▶ EXERCISE
Return the material below in full and exactly.

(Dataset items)
════════════════
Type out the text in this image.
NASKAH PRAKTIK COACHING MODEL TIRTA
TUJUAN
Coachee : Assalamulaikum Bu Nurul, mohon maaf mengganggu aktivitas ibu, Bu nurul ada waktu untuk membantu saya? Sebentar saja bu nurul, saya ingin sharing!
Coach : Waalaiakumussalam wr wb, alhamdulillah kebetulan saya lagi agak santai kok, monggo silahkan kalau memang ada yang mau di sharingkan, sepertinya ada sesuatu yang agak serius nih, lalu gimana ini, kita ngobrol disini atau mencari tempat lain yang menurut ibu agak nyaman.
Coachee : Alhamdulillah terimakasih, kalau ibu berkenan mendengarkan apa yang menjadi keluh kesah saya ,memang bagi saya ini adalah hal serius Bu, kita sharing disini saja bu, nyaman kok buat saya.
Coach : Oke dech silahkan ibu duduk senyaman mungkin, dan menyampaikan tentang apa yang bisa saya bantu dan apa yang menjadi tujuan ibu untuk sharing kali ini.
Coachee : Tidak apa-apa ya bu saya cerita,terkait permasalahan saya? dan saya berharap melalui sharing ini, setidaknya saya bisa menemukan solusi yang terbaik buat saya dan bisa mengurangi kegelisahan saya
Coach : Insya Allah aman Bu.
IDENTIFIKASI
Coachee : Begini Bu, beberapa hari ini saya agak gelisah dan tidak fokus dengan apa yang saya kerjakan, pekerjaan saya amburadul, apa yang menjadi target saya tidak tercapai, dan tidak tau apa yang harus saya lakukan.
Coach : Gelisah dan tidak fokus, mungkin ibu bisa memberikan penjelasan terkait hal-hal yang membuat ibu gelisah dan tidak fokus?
════════════════
▶ PROBLEM SOLUTION
Type out the text in this image.
NASKAH PRAKTIK COACHING MODEL TIRTA
TUJUAN
Coachee : Assalamulaikum Bu Nurul, mohon maaf mengganggu aktivitas ibu, Bu nurul ada waktu untuk membantu saya? Sebentar saja bu nurul, saya ingin sharing!
Coach : Waalaiakumussalam wr wb, alhamdulillah kebetulan saya lagi agak santai kok, monggo silahkan kalau memang ada yang mau di sharingkan, sepertinya ada sesuatu yang agak serius nih, lalu gimana ini, kita ngobrol disini atau mencari tempat lain yang menurut ibu agak nyaman.
Coachee : Alhamdulillah terimakasih, kalau ibu berkenan mendengarkan apa yang menjadi keluh kesah saya ,memang bagi saya ini adalah hal serius Bu, kita sharing disini saja bu, nyaman kok buat saya.
Coach : Oke dech silahkan ibu duduk senyaman mungkin, dan menyampaikan tentang apa yang bisa saya bantu dan apa yang menjadi tujuan ibu untuk sharing kali ini.
Coachee : Tidak apa-apa ya bu saya cerita,terkait permasalahan saya? dan saya berharap melalui sharing ini, setidaknya saya bisa menemukan solusi yang terbaik buat saya dan bisa mengurangi kegelisahan saya
Coach : Insya Allah aman Bu.
IDENTIFIKASI
Coachee : Begini Bu, beberapa hari ini saya agak gelisah dan tidak fokus dengan apa yang saya kerjakan, pekerjaan saya amburadul, apa yang menjadi target saya tidak tercapai, dan tidak tau apa yang harus saya lakukan.
Coach : Gelisah dan tidak fokus, mungkin ibu bisa memberikan penjelasan terkait hal-hal yang membuat ibu gelisah dan tidak fokus?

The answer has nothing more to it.